Data entries
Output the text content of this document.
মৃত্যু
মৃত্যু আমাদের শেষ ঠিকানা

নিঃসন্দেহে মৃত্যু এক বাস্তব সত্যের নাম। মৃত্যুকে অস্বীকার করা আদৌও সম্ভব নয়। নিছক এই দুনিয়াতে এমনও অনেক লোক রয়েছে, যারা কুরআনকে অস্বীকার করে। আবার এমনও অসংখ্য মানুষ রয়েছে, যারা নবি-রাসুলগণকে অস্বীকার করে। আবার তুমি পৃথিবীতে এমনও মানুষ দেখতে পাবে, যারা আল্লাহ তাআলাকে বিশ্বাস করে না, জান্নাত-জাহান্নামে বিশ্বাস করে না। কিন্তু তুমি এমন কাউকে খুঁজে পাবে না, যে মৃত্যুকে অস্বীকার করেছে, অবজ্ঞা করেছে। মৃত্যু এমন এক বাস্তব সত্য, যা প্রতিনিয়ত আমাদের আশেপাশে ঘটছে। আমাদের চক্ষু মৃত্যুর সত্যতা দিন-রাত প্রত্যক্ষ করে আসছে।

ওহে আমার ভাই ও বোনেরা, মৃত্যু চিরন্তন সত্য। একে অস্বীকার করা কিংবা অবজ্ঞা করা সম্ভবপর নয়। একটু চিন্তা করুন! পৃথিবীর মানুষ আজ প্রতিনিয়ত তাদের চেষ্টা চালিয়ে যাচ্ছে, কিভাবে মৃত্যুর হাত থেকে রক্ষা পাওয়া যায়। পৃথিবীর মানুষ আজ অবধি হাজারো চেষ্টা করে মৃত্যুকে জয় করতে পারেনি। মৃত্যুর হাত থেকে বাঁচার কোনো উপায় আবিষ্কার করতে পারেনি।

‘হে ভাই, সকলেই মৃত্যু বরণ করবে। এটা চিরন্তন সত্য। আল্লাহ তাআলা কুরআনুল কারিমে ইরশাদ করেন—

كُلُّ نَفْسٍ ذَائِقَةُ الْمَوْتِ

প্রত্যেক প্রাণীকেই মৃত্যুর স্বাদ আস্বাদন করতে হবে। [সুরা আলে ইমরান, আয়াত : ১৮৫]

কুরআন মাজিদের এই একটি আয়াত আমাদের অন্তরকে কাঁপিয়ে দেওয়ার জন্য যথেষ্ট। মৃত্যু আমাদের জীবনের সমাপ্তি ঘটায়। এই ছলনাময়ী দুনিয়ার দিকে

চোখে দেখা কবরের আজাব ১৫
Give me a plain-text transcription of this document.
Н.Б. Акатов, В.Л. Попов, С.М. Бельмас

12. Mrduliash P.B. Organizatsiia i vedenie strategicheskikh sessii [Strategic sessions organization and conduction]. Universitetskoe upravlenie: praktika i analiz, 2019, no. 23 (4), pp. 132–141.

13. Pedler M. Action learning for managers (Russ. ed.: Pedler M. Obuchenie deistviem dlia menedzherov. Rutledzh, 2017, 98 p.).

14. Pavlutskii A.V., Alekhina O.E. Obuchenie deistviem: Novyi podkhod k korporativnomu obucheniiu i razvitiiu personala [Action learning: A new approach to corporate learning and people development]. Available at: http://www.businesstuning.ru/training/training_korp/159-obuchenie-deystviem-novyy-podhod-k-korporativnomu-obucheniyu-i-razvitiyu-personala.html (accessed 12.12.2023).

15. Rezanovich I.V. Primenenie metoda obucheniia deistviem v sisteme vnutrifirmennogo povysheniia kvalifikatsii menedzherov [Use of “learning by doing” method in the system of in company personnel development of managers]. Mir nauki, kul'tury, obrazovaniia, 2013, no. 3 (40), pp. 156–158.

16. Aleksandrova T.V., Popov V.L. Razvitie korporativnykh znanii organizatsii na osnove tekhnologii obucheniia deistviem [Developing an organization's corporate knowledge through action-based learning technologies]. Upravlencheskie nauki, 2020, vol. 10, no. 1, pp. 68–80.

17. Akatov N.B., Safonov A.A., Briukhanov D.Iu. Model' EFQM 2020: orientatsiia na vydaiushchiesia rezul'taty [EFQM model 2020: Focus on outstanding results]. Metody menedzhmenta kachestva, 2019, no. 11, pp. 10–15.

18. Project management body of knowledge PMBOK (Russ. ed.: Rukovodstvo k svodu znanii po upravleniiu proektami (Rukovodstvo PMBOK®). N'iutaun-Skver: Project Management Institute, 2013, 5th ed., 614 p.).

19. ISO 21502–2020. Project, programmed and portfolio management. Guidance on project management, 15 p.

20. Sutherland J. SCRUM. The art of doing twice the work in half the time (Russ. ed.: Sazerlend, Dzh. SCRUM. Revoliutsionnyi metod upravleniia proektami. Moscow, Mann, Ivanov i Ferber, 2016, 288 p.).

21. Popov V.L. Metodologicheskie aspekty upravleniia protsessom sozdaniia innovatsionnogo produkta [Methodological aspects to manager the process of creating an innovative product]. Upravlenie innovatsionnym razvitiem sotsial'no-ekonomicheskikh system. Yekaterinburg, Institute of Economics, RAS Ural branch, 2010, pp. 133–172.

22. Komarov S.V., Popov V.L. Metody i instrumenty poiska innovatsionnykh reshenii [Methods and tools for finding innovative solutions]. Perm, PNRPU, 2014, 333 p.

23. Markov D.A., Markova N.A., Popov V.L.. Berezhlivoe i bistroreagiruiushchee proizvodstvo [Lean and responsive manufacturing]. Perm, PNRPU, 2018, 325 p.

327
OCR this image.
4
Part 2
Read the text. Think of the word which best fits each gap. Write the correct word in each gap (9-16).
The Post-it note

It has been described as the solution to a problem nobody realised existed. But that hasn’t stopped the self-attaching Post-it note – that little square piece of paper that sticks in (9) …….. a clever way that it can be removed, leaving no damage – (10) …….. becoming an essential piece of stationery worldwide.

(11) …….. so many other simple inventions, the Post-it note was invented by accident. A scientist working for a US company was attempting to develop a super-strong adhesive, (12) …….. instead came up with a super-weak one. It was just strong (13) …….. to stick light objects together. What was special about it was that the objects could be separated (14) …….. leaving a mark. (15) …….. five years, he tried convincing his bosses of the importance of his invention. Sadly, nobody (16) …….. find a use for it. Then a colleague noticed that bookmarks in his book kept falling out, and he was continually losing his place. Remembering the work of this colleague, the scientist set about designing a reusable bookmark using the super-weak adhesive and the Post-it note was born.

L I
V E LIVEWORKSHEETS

> Set exercise
In this exercise, repeat all entries exactly.

> Response to this exercise
Output the text content of this document.
মৃত্যু
মৃত্যু আমাদের শেষ ঠিকানা

নিঃসন্দেহে মৃত্যু এক বাস্তব সত্যের নাম। মৃত্যুকে অস্বীকার করা আদৌও সম্ভব নয়। নিছক এই দুনিয়াতে এমনও অনেক লোক রয়েছে, যারা কুরআনকে অস্বীকার করে। আবার এমনও অসংখ্য মানুষ রয়েছে, যারা নবি-রাসুলগণকে অস্বীকার করে। আবার তুমি পৃথিবীতে এমনও মানুষ দেখতে পাবে, যারা আল্লাহ তাআলাকে বিশ্বাস করে না, জান্নাত-জাহান্নামে বিশ্বাস করে না। কিন্তু তুমি এমন কাউকে খুঁজে পাবে না, যে মৃত্যুকে অস্বীকার করেছে, অবজ্ঞা করেছে। মৃত্যু এমন এক বাস্তব সত্য, যা প্রতিনিয়ত আমাদের আশেপাশে ঘটছে। আমাদের চক্ষু মৃত্যুর সত্যতা দিন-রাত প্রত্যক্ষ করে আসছে।

ওহে আমার ভাই ও বোনেরা, মৃত্যু চিরন্তন সত্য। একে অস্বীকার করা কিংবা অবজ্ঞা করা সম্ভবপর নয়। একটু চিন্তা করুন! পৃথিবীর মানুষ আজ প্রতিনিয়ত তাদের চেষ্টা চালিয়ে যাচ্ছে, কিভাবে মৃত্যুর হাত থেকে রক্ষা পাওয়া যায়। পৃথিবীর মানুষ আজ অবধি হাজারো চেষ্টা করে মৃত্যুকে জয় করতে পারেনি। মৃত্যুর হাত থেকে বাঁচার কোনো উপায় আবিষ্কার করতে পারেনি।

‘হে ভাই, সকলেই মৃত্যু বরণ করবে। এটা চিরন্তন সত্য। আল্লাহ তাআলা কুরআনুল কারিমে ইরশাদ করেন—

كُلُّ نَفْسٍ ذَائِقَةُ الْمَوْتِ

প্রত্যেক প্রাণীকেই মৃত্যুর স্বাদ আস্বাদন করতে হবে। [সুরা আলে ইমরান, আয়াত : ১৮৫]

কুরআন মাজিদের এই একটি আয়াত আমাদের অন্তরকে কাঁপিয়ে দেওয়ার জন্য যথেষ্ট। মৃত্যু আমাদের জীবনের সমাপ্তি ঘটায়। এই ছলনাময়ী দুনিয়ার দিকে

চোখে দেখা কবরের আজাব ১৫
Give me a plain-text transcription of this document.
Н.Б. Акатов, В.Л. Попов, С.М. Бельмас

12. Mrduliash P.B. Organizatsiia i vedenie strategicheskikh sessii [Strategic sessions organization and conduction]. Universitetskoe upravlenie: praktika i analiz, 2019, no. 23 (4), pp. 132–141.

13. Pedler M. Action learning for managers (Russ. ed.: Pedler M. Obuchenie deistviem dlia menedzherov. Rutledzh, 2017, 98 p.).

14. Pavlutskii A.V., Alekhina O.E. Obuchenie deistviem: Novyi podkhod k korporativnomu obucheniiu i razvitiiu personala [Action learning: A new approach to corporate learning and people development]. Available at: http://www.businesstuning.ru/training/training_korp/159-obuchenie-deystviem-novyy-podhod-k-korporativnomu-obucheniyu-i-razvitiyu-personala.html (accessed 12.12.2023).

15. Rezanovich I.V. Primenenie metoda obucheniia deistviem v sisteme vnutrifirmennogo povysheniia kvalifikatsii menedzherov [Use of “learning by doing” method in the system of in company personnel development of managers]. Mir nauki, kul'tury, obrazovaniia, 2013, no. 3 (40), pp. 156–158.

16. Aleksandrova T.V., Popov V.L. Razvitie korporativnykh znanii organizatsii na osnove tekhnologii obucheniia deistviem [Developing an organization's corporate knowledge through action-based learning technologies]. Upravlencheskie nauki, 2020, vol. 10, no. 1, pp. 68–80.

17. Akatov N.B., Safonov A.A., Briukhanov D.Iu. Model' EFQM 2020: orientatsiia na vydaiushchiesia rezul'taty [EFQM model 2020: Focus on outstanding results]. Metody menedzhmenta kachestva, 2019, no. 11, pp. 10–15.

18. Project management body of knowledge PMBOK (Russ. ed.: Rukovodstvo k svodu znanii po upravleniiu proektami (Rukovodstvo PMBOK®). N'iutaun-Skver: Project Management Institute, 2013, 5th ed., 614 p.).

19. ISO 21502–2020. Project, programmed and portfolio management. Guidance on project management, 15 p.

20. Sutherland J. SCRUM. The art of doing twice the work in half the time (Russ. ed.: Sazerlend, Dzh. SCRUM. Revoliutsionnyi metod upravleniia proektami. Moscow, Mann, Ivanov i Ferber, 2016, 288 p.).

21. Popov V.L. Metodologicheskie aspekty upravleniia protsessom sozdaniia innovatsionnogo produkta [Methodological aspects to manager the process of creating an innovative product]. Upravlenie innovatsionnym razvitiem sotsial'no-ekonomicheskikh system. Yekaterinburg, Institute of Economics, RAS Ural branch, 2010, pp. 133–172.

22. Komarov S.V., Popov V.L. Metody i instrumenty poiska innovatsionnykh reshenii [Methods and tools for finding innovative solutions]. Perm, PNRPU, 2014, 333 p.

23. Markov D.A., Markova N.A., Popov V.L.. Berezhlivoe i bistroreagiruiushchee proizvodstvo [Lean and responsive manufacturing]. Perm, PNRPU, 2018, 325 p.

327
OCR this image.
4
Part 2
Read the text. Think of the word which best fits each gap. Write the correct word in each gap (9-16).
The Post-it note

It has been described as the solution to a problem nobody realised existed. But that hasn’t stopped the self-attaching Post-it note – that little square piece of paper that sticks in (9) …….. a clever way that it can be removed, leaving no damage – (10) …….. becoming an essential piece of stationery worldwide.

(11) …….. so many other simple inventions, the Post-it note was invented by accident. A scientist working for a US company was attempting to develop a super-strong adhesive, (12) …….. instead came up with a super-weak one. It was just strong (13) …….. to stick light objects together. What was special about it was that the objects could be separated (14) …….. leaving a mark. (15) …….. five years, he tried convincing his bosses of the importance of his invention. Sadly, nobody (16) …….. find a use for it. Then a colleague noticed that bookmarks in his book kept falling out, and he was continually losing his place. Remembering the work of this colleague, the scientist set about designing a reusable bookmark using the super-weak adhesive and the Post-it note was born.

L I
V E LIVEWORKSHEETS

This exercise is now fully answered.